• _TASK DIRECTIONS_
Check every line of the entries for "nway", and copy the lines that hold it.

--- BEGIN ---

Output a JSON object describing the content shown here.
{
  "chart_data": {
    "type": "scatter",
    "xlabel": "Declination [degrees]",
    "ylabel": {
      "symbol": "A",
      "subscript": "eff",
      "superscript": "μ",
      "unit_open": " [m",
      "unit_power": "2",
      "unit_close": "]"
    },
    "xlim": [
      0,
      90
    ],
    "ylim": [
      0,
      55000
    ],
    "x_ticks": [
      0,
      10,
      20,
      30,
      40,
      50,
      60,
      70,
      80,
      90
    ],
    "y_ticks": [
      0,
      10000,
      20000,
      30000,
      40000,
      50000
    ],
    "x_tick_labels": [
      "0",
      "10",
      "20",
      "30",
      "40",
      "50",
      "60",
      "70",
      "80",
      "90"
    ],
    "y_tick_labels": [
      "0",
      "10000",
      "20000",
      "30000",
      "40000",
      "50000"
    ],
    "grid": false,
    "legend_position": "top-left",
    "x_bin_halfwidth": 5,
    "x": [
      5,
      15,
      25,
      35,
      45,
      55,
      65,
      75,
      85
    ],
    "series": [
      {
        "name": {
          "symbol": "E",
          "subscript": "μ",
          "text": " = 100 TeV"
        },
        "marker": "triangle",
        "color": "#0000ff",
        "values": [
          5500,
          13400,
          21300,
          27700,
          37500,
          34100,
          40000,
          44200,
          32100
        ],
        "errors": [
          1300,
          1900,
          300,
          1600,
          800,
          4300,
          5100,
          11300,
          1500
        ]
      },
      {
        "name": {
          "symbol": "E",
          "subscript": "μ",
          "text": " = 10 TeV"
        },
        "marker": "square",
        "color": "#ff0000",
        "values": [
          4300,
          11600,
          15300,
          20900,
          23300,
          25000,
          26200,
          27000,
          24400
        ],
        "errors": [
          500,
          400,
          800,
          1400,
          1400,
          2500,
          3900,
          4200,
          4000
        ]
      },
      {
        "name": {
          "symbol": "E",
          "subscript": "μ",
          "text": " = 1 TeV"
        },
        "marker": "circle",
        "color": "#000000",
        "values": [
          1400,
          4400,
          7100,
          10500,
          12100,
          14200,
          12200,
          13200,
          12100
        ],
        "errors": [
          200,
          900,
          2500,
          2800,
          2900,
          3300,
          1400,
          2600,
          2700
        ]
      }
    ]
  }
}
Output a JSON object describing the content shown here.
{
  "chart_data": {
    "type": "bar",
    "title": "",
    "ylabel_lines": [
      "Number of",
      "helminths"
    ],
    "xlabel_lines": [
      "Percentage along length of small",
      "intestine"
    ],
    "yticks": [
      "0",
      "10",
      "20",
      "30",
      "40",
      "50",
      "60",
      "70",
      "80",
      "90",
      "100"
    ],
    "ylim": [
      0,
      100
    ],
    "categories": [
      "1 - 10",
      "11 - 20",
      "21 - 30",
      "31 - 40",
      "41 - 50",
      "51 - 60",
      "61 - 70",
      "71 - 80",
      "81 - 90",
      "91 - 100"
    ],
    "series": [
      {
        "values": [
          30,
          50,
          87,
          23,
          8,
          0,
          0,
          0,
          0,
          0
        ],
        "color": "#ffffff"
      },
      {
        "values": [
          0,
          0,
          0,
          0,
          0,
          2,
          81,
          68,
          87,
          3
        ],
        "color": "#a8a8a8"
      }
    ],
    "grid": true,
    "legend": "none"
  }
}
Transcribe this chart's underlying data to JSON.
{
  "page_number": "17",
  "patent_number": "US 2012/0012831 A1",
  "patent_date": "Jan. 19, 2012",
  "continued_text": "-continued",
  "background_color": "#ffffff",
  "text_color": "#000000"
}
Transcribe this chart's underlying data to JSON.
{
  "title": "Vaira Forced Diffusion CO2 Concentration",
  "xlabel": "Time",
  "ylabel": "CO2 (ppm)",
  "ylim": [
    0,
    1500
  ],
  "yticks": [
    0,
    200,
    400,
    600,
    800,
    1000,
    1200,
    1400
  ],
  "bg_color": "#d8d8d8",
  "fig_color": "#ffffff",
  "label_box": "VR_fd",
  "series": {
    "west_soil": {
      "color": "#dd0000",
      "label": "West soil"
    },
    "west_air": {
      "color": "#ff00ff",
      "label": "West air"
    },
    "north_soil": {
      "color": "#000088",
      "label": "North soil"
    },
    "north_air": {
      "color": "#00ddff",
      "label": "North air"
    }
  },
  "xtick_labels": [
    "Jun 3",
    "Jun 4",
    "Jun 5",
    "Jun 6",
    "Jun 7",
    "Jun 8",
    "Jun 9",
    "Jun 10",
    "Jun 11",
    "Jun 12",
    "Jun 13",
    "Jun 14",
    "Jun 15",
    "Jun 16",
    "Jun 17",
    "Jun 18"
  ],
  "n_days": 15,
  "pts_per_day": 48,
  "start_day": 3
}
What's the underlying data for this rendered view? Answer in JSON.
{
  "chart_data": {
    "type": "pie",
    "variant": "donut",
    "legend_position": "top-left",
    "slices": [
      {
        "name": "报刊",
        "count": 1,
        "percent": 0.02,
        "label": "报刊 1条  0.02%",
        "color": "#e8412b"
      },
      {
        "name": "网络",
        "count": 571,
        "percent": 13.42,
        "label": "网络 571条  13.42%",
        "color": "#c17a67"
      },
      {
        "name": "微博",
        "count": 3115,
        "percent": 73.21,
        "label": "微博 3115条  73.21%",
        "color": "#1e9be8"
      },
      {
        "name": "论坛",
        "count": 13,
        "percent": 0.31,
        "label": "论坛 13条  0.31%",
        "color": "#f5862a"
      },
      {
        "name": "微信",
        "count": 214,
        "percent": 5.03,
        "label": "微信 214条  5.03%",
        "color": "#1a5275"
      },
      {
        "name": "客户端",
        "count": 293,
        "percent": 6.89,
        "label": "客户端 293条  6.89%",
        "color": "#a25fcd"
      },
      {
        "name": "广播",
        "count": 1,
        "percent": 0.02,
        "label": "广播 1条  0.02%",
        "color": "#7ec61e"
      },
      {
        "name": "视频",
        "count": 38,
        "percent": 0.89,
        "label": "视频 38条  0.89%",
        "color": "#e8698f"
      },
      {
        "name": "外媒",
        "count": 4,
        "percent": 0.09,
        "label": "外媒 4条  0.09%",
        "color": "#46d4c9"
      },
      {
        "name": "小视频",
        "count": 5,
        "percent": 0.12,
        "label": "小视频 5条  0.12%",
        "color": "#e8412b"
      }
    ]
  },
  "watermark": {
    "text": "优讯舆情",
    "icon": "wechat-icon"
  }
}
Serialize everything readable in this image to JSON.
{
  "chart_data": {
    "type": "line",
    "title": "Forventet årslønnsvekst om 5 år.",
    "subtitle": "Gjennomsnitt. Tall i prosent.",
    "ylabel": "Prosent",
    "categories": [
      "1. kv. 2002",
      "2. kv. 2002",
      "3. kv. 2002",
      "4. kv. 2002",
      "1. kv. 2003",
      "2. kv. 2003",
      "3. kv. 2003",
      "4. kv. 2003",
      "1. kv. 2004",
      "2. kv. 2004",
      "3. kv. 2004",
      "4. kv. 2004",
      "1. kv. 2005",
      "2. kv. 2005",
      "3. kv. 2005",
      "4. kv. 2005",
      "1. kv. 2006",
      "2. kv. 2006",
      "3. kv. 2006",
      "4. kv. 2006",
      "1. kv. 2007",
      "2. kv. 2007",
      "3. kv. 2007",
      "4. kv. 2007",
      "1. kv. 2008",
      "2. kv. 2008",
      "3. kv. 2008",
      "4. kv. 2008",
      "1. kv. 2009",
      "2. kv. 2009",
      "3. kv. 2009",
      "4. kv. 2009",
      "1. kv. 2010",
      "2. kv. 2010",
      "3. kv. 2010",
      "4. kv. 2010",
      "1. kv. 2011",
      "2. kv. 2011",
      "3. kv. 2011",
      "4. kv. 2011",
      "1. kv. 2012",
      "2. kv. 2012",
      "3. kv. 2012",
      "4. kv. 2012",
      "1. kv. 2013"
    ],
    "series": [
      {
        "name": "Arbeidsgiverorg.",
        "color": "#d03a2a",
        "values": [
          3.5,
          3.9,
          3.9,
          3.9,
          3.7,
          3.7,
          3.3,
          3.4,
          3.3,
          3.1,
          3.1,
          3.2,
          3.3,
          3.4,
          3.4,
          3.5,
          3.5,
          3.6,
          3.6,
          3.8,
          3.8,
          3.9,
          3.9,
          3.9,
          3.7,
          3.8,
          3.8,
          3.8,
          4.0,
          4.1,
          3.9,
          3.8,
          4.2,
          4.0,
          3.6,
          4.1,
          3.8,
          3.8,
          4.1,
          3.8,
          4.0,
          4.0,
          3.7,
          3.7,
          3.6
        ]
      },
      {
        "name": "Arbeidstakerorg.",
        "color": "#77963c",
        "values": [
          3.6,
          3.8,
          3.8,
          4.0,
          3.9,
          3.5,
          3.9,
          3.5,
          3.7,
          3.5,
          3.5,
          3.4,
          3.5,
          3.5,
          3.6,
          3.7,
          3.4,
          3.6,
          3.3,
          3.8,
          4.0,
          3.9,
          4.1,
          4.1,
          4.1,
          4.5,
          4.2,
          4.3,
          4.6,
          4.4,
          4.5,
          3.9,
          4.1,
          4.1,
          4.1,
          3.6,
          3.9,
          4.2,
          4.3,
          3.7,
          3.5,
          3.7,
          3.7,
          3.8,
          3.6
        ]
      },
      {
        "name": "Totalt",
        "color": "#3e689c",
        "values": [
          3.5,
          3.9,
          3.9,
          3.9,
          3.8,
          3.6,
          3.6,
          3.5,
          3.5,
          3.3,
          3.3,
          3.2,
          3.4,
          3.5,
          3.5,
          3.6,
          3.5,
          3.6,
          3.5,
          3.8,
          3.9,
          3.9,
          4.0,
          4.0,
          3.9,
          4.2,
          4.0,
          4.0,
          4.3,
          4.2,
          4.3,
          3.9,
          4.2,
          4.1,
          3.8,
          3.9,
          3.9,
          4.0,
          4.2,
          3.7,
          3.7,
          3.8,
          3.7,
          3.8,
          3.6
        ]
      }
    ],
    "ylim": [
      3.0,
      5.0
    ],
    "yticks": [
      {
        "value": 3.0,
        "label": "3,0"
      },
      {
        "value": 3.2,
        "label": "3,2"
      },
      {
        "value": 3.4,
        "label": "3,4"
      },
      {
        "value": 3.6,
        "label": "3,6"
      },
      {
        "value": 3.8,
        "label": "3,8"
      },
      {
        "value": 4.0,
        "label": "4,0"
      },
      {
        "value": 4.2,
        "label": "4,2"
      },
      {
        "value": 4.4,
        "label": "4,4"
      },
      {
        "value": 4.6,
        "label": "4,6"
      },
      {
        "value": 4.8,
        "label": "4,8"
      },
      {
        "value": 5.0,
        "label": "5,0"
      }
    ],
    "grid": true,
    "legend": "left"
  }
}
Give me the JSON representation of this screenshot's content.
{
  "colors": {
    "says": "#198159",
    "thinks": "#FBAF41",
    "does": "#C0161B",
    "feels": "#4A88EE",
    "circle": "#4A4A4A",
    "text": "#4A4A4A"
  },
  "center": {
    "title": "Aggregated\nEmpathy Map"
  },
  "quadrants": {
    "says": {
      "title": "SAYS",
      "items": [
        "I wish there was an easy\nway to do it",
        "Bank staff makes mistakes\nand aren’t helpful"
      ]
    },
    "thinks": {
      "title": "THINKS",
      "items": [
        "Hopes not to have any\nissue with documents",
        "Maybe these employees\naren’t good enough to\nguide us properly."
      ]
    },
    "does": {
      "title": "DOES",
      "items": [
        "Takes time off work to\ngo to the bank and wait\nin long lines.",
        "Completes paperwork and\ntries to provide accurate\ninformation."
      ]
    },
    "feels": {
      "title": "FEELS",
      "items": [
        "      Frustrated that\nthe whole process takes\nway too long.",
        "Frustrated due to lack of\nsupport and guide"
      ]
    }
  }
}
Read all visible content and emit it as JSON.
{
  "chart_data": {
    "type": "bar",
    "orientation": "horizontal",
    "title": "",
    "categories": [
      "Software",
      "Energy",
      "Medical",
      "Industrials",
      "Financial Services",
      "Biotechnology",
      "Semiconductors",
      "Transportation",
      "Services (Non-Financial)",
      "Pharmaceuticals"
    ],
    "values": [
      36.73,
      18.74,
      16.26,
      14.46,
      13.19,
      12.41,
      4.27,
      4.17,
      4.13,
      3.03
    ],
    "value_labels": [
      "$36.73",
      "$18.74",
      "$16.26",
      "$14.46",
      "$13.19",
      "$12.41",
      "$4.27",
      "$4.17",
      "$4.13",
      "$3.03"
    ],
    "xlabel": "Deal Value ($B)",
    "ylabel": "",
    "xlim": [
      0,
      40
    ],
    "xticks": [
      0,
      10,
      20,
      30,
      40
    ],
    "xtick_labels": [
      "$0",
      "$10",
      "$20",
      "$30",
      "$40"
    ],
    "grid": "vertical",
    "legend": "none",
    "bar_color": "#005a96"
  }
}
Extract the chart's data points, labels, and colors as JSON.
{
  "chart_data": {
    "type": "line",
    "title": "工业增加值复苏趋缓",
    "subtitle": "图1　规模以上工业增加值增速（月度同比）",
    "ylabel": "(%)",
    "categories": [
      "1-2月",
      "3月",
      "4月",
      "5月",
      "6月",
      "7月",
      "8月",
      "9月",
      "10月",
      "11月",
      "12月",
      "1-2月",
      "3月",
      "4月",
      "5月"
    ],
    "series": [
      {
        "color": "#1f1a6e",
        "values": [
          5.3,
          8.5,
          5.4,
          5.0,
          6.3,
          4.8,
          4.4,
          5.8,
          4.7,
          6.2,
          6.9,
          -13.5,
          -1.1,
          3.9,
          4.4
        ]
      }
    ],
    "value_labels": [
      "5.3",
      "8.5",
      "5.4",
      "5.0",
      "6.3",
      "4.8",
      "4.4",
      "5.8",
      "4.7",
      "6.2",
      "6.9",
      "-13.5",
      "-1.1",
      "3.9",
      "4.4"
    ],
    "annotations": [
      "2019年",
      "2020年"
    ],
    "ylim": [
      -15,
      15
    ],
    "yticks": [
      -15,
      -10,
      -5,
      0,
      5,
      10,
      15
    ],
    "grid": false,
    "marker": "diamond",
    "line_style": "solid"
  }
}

--- END ---

• _SOLVED EXERCISE_
        "I wish there was an easy\nway to do it",
        "      Frustrated that\nthe whole process takes\nway too long.",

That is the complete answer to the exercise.